Given problem
Every record must be repeated exactly; omit any pictures they contain.

Start Exercise inputs

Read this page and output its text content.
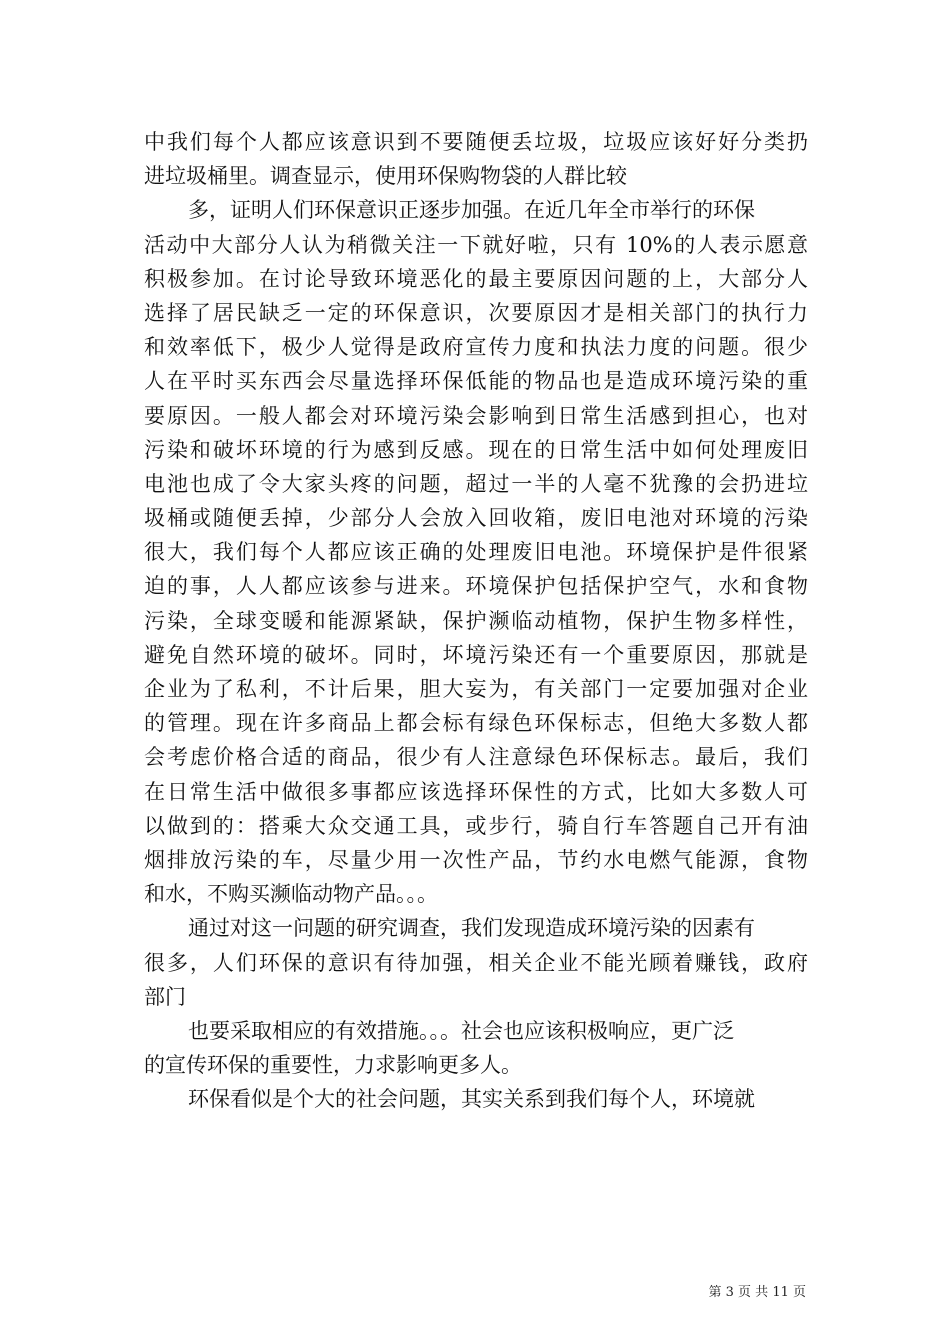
中我们每个人都应该意识到不要随便丢垃圾，垃圾应该好好分类扔
进垃圾桶里。调查显示，使用环保购物袋的人群比较
多，证明人们环保意识正逐步加强。在近几年全市举行的环保
活动中大部分人认为稍微关注一下就好啦，只有 10%的人表示愿意
积极参加。在讨论导致环境恶化的最主要原因问题的上，大部分人
选择了居民缺乏一定的环保意识，次要原因才是相关部门的执行力
和效率低下，极少人觉得是政府宣传力度和执法力度的问题。很少
人在平时买东西会尽量选择环保低能的物品也是造成环境污染的重
要原因。一般人都会对环境污染会影响到日常生活感到担心，也对
污染和破坏环境的行为感到反感。现在的日常生活中如何处理废旧
电池也成了令大家头疼的问题，超过一半的人毫不犹豫的会扔进垃
圾桶或随便丢掉，少部分人会放入回收箱，废旧电池对环境的污染
很大，我们每个人都应该正确的处理废旧电池。环境保护是件很紧
迫的事，人人都应该参与进来。环境保护包括保护空气，水和食物
污染，全球变暖和能源紧缺，保护濒临动植物，保护生物多样性，
避免自然环境的破坏。同时，坏境污染还有一个重要原因，那就是
企业为了私利，不计后果，胆大妄为，有关部门一定要加强对企业
的管理。现在许多商品上都会标有绿色环保标志，但绝大多数人都
会考虑价格合适的商品，很少有人注意绿色环保标志。最后，我们
在日常生活中做很多事都应该选择环保性的方式，比如大多数人可
以做到的：搭乘大众交通工具，或步行，骑自行车答题自己开有油
烟排放污染的车，尽量少用一次性产品，节约水电燃气能源，食物
和水，不购买濒临动物产品。。。
通过对这一问题的研究调查，我们发现造成环境污染的因素有
很多，人们环保的意识有待加强，相关企业不能光顾着赚钱，政府
部门
也要采取相应的有效措施。。。社会也应该积极响应，更广泛
的宣传环保的重要性，力求影响更多人。
环保看似是个大的社会问题，其实关系到我们每个人，环境就
第 3 页 共 11 页
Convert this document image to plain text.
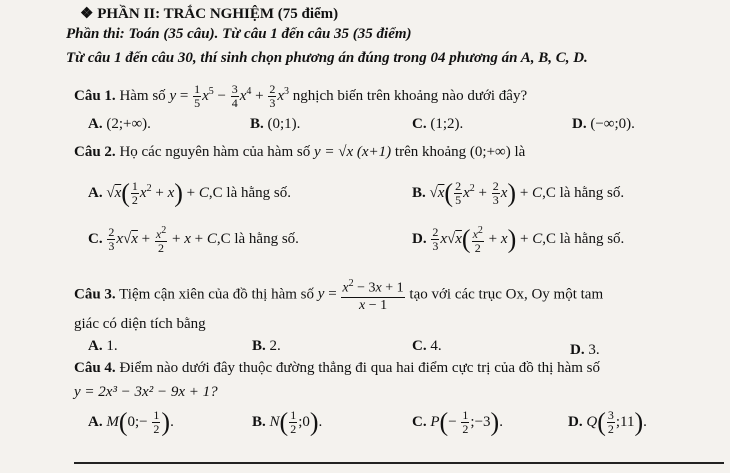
❖ PHẦN II: TRẮC NGHIỆM (75 điểm)
Phần thi: Toán (35 câu). Từ câu 1 đến câu 35 (35 điểm)
Từ câu 1 đến câu 30, thí sinh chọn phương án đúng trong 04 phương án A, B, C, D.
Câu 1. Hàm số $y = \frac{1}{5} x^5 - \frac{3}{4} x^4 + \frac{2}{3} x^3$ nghịch biến trên khoảng nào dưới đây?
A. (2;+∞).	B. (0;1).	C. (1;2).	D. (−∞;0).
Câu 2. Họ các nguyên hàm của hàm số y = √x (x+1) trên khoảng (0;+∞) là
A. $√x( \frac{1}{2} x^2 + x) + C,C$ là hằng số.	B. $√x( \frac{2}{5} x^2 + \frac{2}{3} x) + C,C$ là hằng số.
C. $\frac{2}{3} x√x + \frac{x^2}{2} + x + C,C$ là hằng số.	D. $\frac{2}{3} x√x( \frac{x^2}{2} + x) + C,C$ là hằng số.
Câu 3. Tiệm cận xiên của đồ thị hàm số $y = \frac{x^2 - 3x + 1}{x - 1}$ tạo với các trục Ox, Oy một tam
giác có diện tích bằng
A. 1.	B. 2.	C. 4.	D. 3.
Câu 4. Điểm nào dưới đây thuộc đường thẳng đi qua hai điểm cực trị của đồ thị hàm số
y = 2x³ − 3x² − 9x + 1?
A. M(0;− $\frac{1}{2}$ ).	B. $N( \frac{1}{2}$ ;0).	C. $P(- \frac{1}{2}$ ;−3).	D. $Q( \frac{3}{2}$ ;11).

End Exercise inputs

Written reply
Read this page and output its text content.
中我们每个人都应该意识到不要随便丢垃圾，垃圾应该好好分类扔
进垃圾桶里。调查显示，使用环保购物袋的人群比较
多，证明人们环保意识正逐步加强。在近几年全市举行的环保
活动中大部分人认为稍微关注一下就好啦，只有 10%的人表示愿意
积极参加。在讨论导致环境恶化的最主要原因问题的上，大部分人
选择了居民缺乏一定的环保意识，次要原因才是相关部门的执行力
和效率低下，极少人觉得是政府宣传力度和执法力度的问题。很少
人在平时买东西会尽量选择环保低能的物品也是造成环境污染的重
要原因。一般人都会对环境污染会影响到日常生活感到担心，也对
污染和破坏环境的行为感到反感。现在的日常生活中如何处理废旧
电池也成了令大家头疼的问题，超过一半的人毫不犹豫的会扔进垃
圾桶或随便丢掉，少部分人会放入回收箱，废旧电池对环境的污染
很大，我们每个人都应该正确的处理废旧电池。环境保护是件很紧
迫的事，人人都应该参与进来。环境保护包括保护空气，水和食物
污染，全球变暖和能源紧缺，保护濒临动植物，保护生物多样性，
避免自然环境的破坏。同时，坏境污染还有一个重要原因，那就是
企业为了私利，不计后果，胆大妄为，有关部门一定要加强对企业
的管理。现在许多商品上都会标有绿色环保标志，但绝大多数人都
会考虑价格合适的商品，很少有人注意绿色环保标志。最后，我们
在日常生活中做很多事都应该选择环保性的方式，比如大多数人可
以做到的：搭乘大众交通工具，或步行，骑自行车答题自己开有油
烟排放污染的车，尽量少用一次性产品，节约水电燃气能源，食物
和水，不购买濒临动物产品。。。
通过对这一问题的研究调查，我们发现造成环境污染的因素有
很多，人们环保的意识有待加强，相关企业不能光顾着赚钱，政府
部门
也要采取相应的有效措施。。。社会也应该积极响应，更广泛
的宣传环保的重要性，力求影响更多人。
环保看似是个大的社会问题，其实关系到我们每个人，环境就
第 3 页 共 11 页
Convert this document image to plain text.
❖ PHẦN II: TRẮC NGHIỆM (75 điểm)
Phần thi: Toán (35 câu). Từ câu 1 đến câu 35 (35 điểm)
Từ câu 1 đến câu 30, thí sinh chọn phương án đúng trong 04 phương án A, B, C, D.
Câu 1. Hàm số $y = \frac{1}{5} x^5 - \frac{3}{4} x^4 + \frac{2}{3} x^3$ nghịch biến trên khoảng nào dưới đây?
A. (2;+∞).	B. (0;1).	C. (1;2).	D. (−∞;0).
Câu 2. Họ các nguyên hàm của hàm số y = √x (x+1) trên khoảng (0;+∞) là
A. $√x( \frac{1}{2} x^2 + x) + C,C$ là hằng số.	B. $√x( \frac{2}{5} x^2 + \frac{2}{3} x) + C,C$ là hằng số.
C. $\frac{2}{3} x√x + \frac{x^2}{2} + x + C,C$ là hằng số.	D. $\frac{2}{3} x√x( \frac{x^2}{2} + x) + C,C$ là hằng số.
Câu 3. Tiệm cận xiên của đồ thị hàm số $y = \frac{x^2 - 3x + 1}{x - 1}$ tạo với các trục Ox, Oy một tam
giác có diện tích bằng
A. 1.	B. 2.	C. 4.	D. 3.
Câu 4. Điểm nào dưới đây thuộc đường thẳng đi qua hai điểm cực trị của đồ thị hàm số
y = 2x³ − 3x² − 9x + 1?
A. M(0;− $\frac{1}{2}$ ).	B. $N( \frac{1}{2}$ ;0).	C. $P(- \frac{1}{2}$ ;−3).	D. $Q( \frac{3}{2}$ ;11).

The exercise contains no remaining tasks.